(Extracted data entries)
┄┄┄┄┄┄┄┄┄┄

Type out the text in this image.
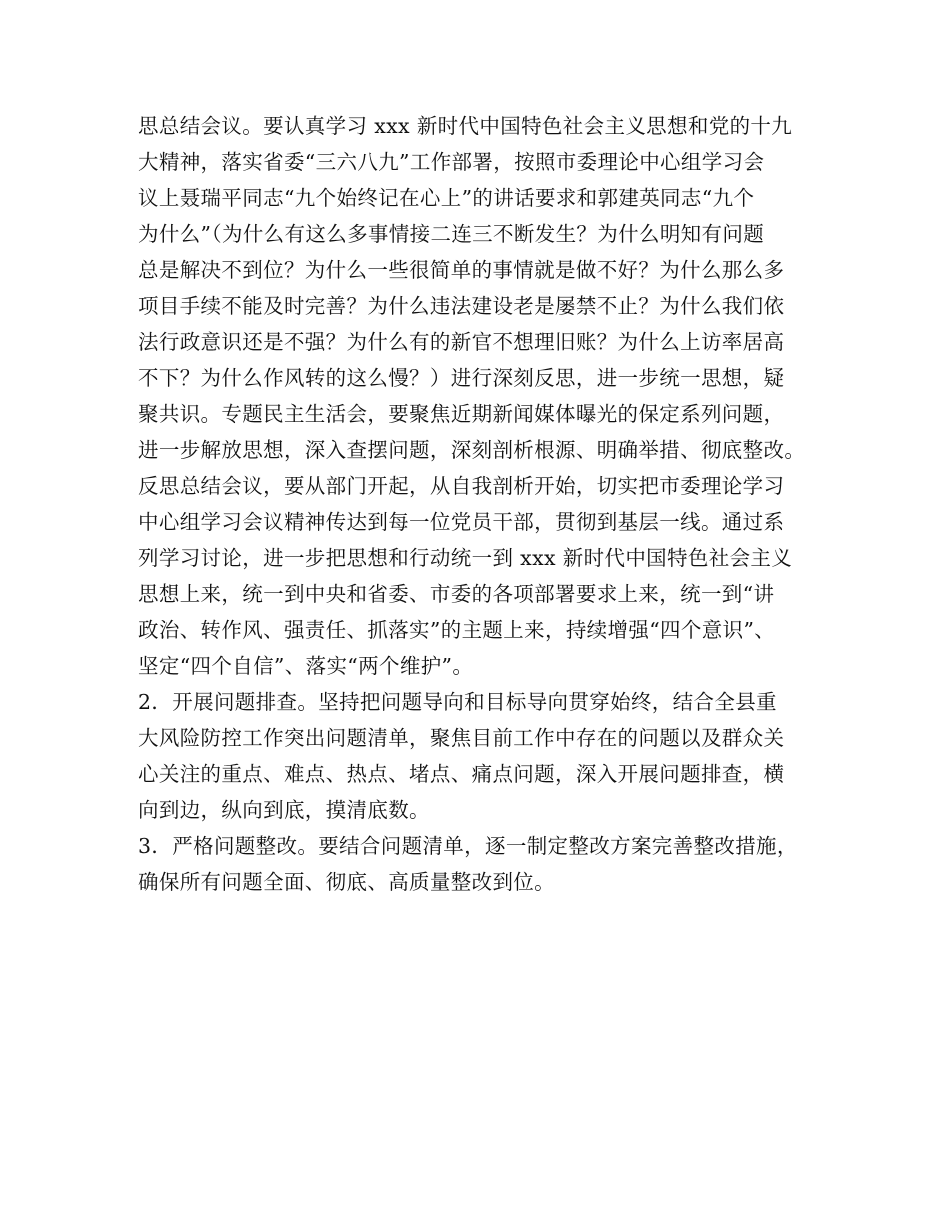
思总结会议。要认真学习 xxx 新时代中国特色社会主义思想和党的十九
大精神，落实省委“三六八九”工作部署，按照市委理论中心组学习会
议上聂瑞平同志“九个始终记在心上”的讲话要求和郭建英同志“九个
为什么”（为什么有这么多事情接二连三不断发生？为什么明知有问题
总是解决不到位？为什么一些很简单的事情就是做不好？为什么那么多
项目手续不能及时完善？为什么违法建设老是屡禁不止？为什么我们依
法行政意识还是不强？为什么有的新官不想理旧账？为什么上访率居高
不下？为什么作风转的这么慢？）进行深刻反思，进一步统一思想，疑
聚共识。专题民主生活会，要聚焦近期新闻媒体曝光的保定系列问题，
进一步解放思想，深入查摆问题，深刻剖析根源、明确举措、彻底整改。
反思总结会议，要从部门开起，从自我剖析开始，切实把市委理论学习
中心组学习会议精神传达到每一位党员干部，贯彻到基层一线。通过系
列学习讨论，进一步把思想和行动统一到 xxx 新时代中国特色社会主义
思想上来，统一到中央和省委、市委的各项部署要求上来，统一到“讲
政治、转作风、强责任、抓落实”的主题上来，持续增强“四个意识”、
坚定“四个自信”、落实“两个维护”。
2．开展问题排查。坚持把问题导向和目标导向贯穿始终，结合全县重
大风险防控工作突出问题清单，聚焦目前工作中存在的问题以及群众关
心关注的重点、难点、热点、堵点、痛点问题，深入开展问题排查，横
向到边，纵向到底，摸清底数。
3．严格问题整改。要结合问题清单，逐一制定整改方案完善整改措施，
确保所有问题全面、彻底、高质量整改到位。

┄┄┄┄┄┄┄┄┄┄

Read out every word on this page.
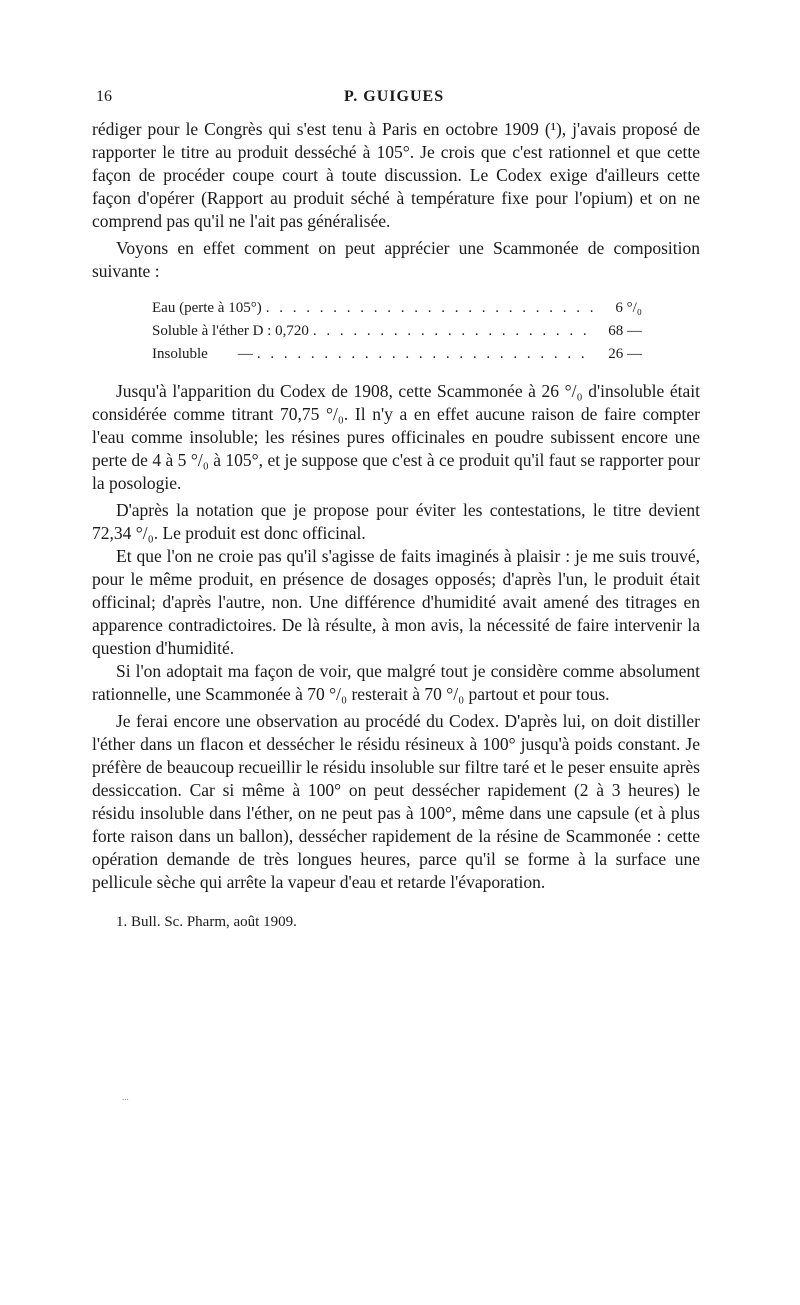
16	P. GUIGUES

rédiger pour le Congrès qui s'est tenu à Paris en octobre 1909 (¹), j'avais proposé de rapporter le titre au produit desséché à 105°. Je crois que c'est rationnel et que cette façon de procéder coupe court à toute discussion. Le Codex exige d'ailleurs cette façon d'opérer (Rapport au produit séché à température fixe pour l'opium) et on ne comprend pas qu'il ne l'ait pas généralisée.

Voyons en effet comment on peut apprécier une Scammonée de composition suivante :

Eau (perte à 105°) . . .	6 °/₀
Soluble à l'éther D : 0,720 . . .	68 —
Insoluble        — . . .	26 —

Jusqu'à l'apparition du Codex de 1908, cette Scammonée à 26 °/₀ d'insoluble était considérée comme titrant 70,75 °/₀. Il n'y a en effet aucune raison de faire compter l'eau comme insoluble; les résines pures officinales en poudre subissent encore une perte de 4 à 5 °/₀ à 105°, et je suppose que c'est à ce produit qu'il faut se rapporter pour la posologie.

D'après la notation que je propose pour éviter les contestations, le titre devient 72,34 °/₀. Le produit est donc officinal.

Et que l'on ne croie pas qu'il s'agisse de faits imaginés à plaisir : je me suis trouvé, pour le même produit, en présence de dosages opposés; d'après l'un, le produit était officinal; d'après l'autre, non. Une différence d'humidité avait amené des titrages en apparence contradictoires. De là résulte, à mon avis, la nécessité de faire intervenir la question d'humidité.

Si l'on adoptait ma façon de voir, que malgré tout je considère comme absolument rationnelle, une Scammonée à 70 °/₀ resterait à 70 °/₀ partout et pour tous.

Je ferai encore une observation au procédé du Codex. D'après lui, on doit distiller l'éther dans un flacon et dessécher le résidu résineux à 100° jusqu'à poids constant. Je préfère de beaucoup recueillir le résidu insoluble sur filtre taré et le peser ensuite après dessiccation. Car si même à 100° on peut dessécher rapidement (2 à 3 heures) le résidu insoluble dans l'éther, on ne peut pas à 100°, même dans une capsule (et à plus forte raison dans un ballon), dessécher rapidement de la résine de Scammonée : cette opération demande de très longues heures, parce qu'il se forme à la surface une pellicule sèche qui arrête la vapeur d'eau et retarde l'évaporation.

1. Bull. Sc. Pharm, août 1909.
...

┄┄┄┄┄┄┄┄┄┄

OBJECTIVE:
Identify all lines where the word "perte" shows up. Copy them.

SOLUTION FOR THIS TASK:
Eau (perte à 105°) . . .	6 °/₀
Jusqu'à l'apparition du Codex de 1908, cette Scammonée à 26 °/₀ d'insoluble était considérée comme titrant 70,75 °/₀. Il n'y a en effet aucune raison de faire compter l'eau comme insoluble; les résines pures officinales en poudre subissent encore une perte de 4 à 5 °/₀ à 105°, et je suppose que c'est à ce produit qu'il faut se rapporter pour la posologie.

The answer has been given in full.